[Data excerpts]
⁂

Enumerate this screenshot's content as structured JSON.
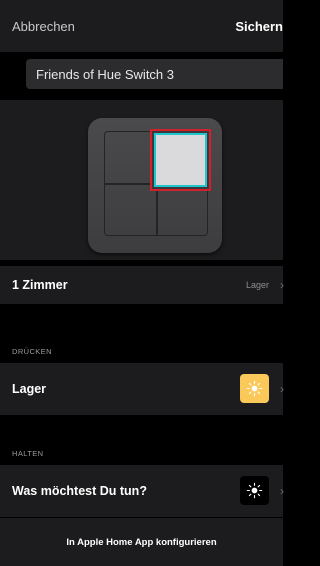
{
  "header": {
    "cancel_label": "Abbrechen",
    "save_label": "Sichern"
  },
  "device": {
    "name_value": "Friends of Hue Switch 3",
    "selected_button": "top-right"
  },
  "room": {
    "label": "1 Zimmer",
    "value": "Lager"
  },
  "press": {
    "section_label": "DRÜCKEN",
    "scene_label": "Lager",
    "scene_icon": "sun-icon",
    "scene_color": "#fbc95a"
  },
  "hold": {
    "section_label": "HALTEN",
    "action_label": "Was möchtest Du tun?",
    "action_icon": "sun-icon"
  },
  "footer": {
    "home_label": "In Apple Home App konfigurieren"
  },
  "colors": {
    "highlight_outer": "#d3202a",
    "highlight_inner": "#20c6cf"
  }
}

⁂

> WRITTEN REQUEST:
Leave the pictures out and reproduce all of the records exactly.

> FINISHED ANSWER:
Enumerate this screenshot's content as structured JSON.
{
  "header": {
    "cancel_label": "Abbrechen",
    "save_label": "Sichern"
  },
  "device": {
    "name_value": "Friends of Hue Switch 3",
    "selected_button": "top-right"
  },
  "room": {
    "label": "1 Zimmer",
    "value": "Lager"
  },
  "press": {
    "section_label": "DRÜCKEN",
    "scene_label": "Lager",
    "scene_icon": "sun-icon",
    "scene_color": "#fbc95a"
  },
  "hold": {
    "section_label": "HALTEN",
    "action_label": "Was möchtest Du tun?",
    "action_icon": "sun-icon"
  },
  "footer": {
    "home_label": "In Apple Home App konfigurieren"
  },
  "colors": {
    "highlight_outer": "#d3202a",
    "highlight_inner": "#20c6cf"
  }
}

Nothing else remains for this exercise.